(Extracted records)
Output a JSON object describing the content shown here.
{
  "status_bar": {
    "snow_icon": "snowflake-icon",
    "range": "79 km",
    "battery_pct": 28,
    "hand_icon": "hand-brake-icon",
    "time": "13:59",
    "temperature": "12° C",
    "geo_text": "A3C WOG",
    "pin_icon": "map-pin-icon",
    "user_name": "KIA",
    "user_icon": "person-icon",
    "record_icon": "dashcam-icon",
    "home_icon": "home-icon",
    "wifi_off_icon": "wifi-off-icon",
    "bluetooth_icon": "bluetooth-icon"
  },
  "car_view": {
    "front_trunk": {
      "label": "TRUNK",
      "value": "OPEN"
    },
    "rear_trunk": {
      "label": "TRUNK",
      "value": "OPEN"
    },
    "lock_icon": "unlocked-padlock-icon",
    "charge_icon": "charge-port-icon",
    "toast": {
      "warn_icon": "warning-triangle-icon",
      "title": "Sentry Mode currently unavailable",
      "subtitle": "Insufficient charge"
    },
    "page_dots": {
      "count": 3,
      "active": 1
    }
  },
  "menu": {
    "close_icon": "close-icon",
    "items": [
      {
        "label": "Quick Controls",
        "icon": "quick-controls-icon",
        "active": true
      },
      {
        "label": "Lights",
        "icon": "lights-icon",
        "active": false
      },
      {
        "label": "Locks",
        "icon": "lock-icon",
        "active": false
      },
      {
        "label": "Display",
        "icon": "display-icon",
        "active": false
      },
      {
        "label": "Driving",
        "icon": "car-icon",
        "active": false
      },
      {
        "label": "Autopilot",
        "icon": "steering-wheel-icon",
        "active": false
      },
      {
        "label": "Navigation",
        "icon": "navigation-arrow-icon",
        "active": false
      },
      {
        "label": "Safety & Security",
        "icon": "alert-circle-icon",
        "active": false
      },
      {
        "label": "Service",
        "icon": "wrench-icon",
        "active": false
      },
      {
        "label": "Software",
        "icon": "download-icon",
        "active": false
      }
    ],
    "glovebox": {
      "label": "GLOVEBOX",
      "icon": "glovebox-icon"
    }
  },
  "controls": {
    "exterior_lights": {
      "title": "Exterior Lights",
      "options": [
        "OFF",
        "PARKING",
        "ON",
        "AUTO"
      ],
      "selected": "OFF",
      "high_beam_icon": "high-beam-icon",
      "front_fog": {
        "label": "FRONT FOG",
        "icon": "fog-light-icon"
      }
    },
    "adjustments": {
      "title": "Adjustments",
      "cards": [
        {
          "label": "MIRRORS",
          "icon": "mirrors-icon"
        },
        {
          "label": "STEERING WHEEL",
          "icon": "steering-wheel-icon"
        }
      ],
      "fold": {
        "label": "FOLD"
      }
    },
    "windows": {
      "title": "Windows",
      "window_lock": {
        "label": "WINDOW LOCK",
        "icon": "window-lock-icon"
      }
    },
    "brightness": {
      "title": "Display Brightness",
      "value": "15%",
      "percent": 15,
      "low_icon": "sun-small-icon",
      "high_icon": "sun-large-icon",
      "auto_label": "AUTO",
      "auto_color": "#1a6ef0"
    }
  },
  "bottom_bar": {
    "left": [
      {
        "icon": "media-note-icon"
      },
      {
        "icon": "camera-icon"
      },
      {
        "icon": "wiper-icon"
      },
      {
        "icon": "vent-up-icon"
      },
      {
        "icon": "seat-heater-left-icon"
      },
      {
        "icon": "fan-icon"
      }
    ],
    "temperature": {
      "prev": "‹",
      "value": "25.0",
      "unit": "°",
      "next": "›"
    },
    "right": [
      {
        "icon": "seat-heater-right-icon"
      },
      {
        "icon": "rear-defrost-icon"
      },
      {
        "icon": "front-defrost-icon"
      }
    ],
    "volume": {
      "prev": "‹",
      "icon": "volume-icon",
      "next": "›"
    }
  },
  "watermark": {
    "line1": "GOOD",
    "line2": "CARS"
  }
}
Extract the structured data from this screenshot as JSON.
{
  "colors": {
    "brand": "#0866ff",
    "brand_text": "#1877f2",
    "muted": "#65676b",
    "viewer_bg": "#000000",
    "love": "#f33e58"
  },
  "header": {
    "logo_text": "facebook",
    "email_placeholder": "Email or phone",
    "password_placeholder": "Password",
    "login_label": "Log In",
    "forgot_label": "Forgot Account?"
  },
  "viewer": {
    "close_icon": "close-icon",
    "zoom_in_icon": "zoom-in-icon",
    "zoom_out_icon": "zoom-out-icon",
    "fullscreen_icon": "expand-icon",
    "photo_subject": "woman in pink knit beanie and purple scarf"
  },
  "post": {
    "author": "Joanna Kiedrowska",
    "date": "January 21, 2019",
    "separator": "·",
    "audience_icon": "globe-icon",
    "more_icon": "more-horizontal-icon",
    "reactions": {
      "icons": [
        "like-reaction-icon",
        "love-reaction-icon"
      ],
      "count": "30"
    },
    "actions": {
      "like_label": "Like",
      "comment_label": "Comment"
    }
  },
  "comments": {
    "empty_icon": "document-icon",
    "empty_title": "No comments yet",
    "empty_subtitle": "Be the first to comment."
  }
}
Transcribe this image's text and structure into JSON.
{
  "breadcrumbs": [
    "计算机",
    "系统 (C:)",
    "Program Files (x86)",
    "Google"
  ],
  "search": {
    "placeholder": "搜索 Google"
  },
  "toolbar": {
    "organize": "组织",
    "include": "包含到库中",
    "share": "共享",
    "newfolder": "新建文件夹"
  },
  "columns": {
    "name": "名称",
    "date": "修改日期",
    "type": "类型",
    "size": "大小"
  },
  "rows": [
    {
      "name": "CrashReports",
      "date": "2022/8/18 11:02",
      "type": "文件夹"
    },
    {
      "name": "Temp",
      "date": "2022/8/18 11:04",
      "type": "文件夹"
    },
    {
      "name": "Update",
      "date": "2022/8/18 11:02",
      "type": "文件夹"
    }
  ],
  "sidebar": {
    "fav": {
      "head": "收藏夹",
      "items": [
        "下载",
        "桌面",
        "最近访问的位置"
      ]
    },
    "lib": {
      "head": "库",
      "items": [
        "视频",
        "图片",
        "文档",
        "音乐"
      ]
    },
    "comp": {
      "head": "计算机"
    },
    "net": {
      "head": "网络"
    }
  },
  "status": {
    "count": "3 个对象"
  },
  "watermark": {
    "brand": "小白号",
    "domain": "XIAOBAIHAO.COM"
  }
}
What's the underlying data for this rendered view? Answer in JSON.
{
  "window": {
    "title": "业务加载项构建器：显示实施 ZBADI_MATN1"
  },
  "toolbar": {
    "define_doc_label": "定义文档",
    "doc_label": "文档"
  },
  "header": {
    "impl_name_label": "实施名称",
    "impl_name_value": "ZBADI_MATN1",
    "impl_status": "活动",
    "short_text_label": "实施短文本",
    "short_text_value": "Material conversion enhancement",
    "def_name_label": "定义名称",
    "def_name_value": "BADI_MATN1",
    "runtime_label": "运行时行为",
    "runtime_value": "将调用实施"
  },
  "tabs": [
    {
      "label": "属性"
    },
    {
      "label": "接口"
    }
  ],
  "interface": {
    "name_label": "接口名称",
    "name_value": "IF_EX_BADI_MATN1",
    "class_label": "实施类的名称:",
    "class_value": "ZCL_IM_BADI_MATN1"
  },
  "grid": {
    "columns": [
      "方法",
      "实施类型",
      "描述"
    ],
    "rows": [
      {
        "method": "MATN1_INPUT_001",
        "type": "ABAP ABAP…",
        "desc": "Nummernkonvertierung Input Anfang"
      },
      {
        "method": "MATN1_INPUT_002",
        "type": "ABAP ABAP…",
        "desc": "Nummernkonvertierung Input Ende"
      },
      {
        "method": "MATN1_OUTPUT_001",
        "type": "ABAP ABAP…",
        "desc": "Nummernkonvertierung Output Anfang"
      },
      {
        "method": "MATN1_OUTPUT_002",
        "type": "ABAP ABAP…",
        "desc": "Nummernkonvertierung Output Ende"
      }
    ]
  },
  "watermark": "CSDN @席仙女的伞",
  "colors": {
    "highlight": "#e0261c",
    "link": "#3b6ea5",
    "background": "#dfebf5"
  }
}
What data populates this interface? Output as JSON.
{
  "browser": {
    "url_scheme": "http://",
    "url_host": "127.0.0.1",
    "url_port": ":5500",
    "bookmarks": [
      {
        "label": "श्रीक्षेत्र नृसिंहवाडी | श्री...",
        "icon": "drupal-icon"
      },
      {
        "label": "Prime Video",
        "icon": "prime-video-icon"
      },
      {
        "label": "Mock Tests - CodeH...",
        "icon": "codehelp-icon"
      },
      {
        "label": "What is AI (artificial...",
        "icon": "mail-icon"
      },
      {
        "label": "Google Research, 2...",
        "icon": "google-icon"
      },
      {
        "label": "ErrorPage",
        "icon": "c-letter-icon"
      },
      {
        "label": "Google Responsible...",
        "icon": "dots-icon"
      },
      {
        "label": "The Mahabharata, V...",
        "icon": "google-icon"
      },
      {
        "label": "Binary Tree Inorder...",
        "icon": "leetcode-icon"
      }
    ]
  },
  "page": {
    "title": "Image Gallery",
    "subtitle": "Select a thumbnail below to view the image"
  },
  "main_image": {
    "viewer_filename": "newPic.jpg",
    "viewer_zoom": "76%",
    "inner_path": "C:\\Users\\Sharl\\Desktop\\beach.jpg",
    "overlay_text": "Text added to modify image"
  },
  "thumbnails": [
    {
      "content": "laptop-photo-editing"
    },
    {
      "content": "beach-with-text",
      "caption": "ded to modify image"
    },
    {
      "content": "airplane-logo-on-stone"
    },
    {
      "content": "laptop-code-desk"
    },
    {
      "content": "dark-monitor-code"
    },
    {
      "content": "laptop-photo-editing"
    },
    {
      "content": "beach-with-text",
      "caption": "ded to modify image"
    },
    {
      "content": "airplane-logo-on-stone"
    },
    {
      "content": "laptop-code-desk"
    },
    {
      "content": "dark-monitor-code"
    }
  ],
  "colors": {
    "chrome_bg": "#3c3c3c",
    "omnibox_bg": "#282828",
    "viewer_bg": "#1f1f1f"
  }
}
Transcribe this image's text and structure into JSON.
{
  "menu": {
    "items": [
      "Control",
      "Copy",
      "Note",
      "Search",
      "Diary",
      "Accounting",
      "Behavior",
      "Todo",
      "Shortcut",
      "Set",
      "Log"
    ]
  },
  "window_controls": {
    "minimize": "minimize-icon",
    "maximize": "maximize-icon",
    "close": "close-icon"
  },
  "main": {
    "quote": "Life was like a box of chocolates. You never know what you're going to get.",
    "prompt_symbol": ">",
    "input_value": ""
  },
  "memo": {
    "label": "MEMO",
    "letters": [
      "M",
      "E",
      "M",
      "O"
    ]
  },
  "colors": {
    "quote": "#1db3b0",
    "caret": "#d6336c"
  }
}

EXERCISE AIM
All lines above with "Nummernkonvertierung" in them should be returned.

RESULT BELOW
        "desc": "Nummernkonvertierung Input Anfang"
        "desc": "Nummernkonvertierung Input Ende"
        "desc": "Nummernkonvertierung Output Anfang"
        "desc": "Nummernkonvertierung Output Ende"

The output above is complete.